↓
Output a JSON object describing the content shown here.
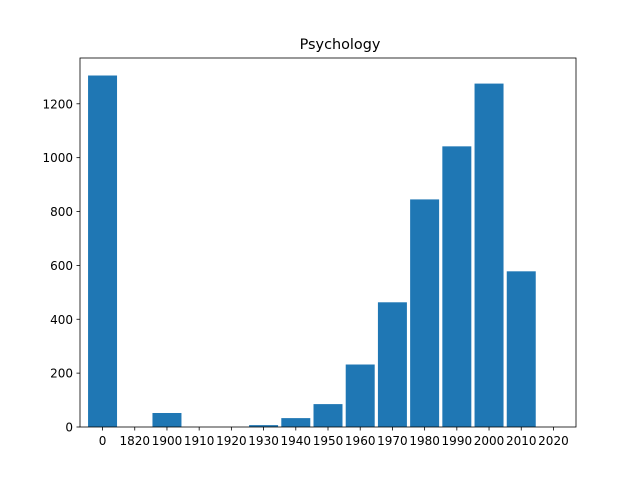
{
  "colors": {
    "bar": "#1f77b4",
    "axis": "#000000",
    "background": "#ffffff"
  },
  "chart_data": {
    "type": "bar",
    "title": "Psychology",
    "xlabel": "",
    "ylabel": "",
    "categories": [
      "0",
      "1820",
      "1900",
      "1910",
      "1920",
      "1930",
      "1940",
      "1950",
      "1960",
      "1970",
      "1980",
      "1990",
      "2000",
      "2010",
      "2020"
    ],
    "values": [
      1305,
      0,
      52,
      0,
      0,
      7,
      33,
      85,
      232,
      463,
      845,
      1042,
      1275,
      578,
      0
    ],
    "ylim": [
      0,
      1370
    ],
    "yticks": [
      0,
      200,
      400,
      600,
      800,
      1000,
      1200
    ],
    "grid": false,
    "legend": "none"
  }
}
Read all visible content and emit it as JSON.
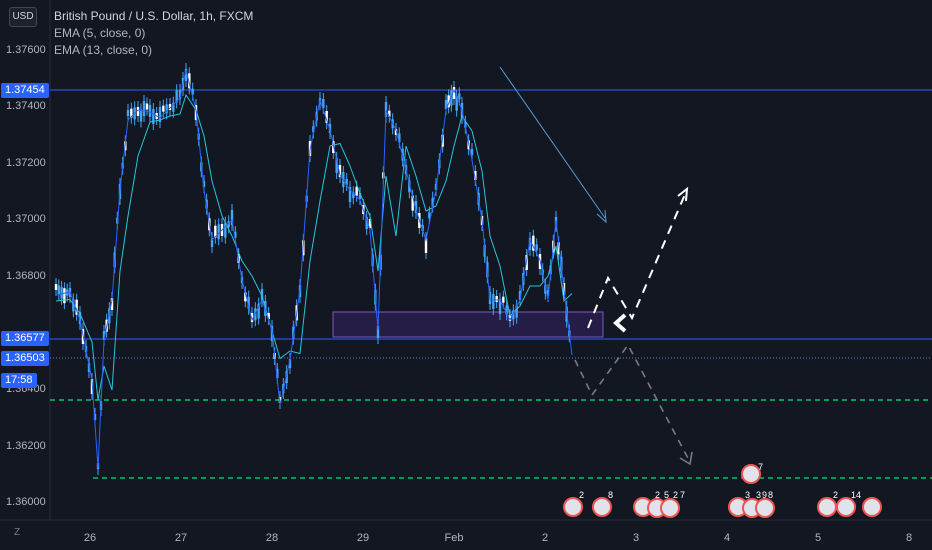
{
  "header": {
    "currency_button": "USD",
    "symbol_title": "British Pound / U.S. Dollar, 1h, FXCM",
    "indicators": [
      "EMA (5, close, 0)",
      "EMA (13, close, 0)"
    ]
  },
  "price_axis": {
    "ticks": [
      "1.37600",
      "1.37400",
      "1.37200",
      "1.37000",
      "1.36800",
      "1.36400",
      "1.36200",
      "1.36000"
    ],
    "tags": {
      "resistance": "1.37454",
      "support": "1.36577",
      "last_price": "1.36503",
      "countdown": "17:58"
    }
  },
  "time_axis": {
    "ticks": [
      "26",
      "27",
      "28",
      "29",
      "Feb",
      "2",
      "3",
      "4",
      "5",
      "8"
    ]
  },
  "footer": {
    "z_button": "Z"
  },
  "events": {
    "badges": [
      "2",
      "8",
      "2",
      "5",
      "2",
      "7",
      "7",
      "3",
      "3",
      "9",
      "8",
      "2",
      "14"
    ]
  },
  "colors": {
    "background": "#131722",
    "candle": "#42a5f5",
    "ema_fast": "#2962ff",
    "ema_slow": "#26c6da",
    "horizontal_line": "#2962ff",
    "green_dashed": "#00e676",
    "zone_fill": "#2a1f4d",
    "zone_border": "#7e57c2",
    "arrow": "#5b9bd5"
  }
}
↑
TASK OBJECTIVE: Print each entry shown above with exact wording and no pictures.

RESPONSE:
Output a JSON object describing the content shown here.
{
  "colors": {
    "bar": "#1f77b4",
    "axis": "#000000",
    "background": "#ffffff"
  },
  "chart_data": {
    "type": "bar",
    "title": "Psychology",
    "xlabel": "",
    "ylabel": "",
    "categories": [
      "0",
      "1820",
      "1900",
      "1910",
      "1920",
      "1930",
      "1940",
      "1950",
      "1960",
      "1970",
      "1980",
      "1990",
      "2000",
      "2010",
      "2020"
    ],
    "values": [
      1305,
      0,
      52,
      0,
      0,
      7,
      33,
      85,
      232,
      463,
      845,
      1042,
      1275,
      578,
      0
    ],
    "ylim": [
      0,
      1370
    ],
    "yticks": [
      0,
      200,
      400,
      600,
      800,
      1000,
      1200
    ],
    "grid": false,
    "legend": "none"
  }
}
Read all visible content and emit it as JSON.
{
  "header": {
    "currency_button": "USD",
    "symbol_title": "British Pound / U.S. Dollar, 1h, FXCM",
    "indicators": [
      "EMA (5, close, 0)",
      "EMA (13, close, 0)"
    ]
  },
  "price_axis": {
    "ticks": [
      "1.37600",
      "1.37400",
      "1.37200",
      "1.37000",
      "1.36800",
      "1.36400",
      "1.36200",
      "1.36000"
    ],
    "tags": {
      "resistance": "1.37454",
      "support": "1.36577",
      "last_price": "1.36503",
      "countdown": "17:58"
    }
  },
  "time_axis": {
    "ticks": [
      "26",
      "27",
      "28",
      "29",
      "Feb",
      "2",
      "3",
      "4",
      "5",
      "8"
    ]
  },
  "footer": {
    "z_button": "Z"
  },
  "events": {
    "badges": [
      "2",
      "8",
      "2",
      "5",
      "2",
      "7",
      "7",
      "3",
      "3",
      "9",
      "8",
      "2",
      "14"
    ]
  },
  "colors": {
    "background": "#131722",
    "candle": "#42a5f5",
    "ema_fast": "#2962ff",
    "ema_slow": "#26c6da",
    "horizontal_line": "#2962ff",
    "green_dashed": "#00e676",
    "zone_fill": "#2a1f4d",
    "zone_border": "#7e57c2",
    "arrow": "#5b9bd5"
  }
}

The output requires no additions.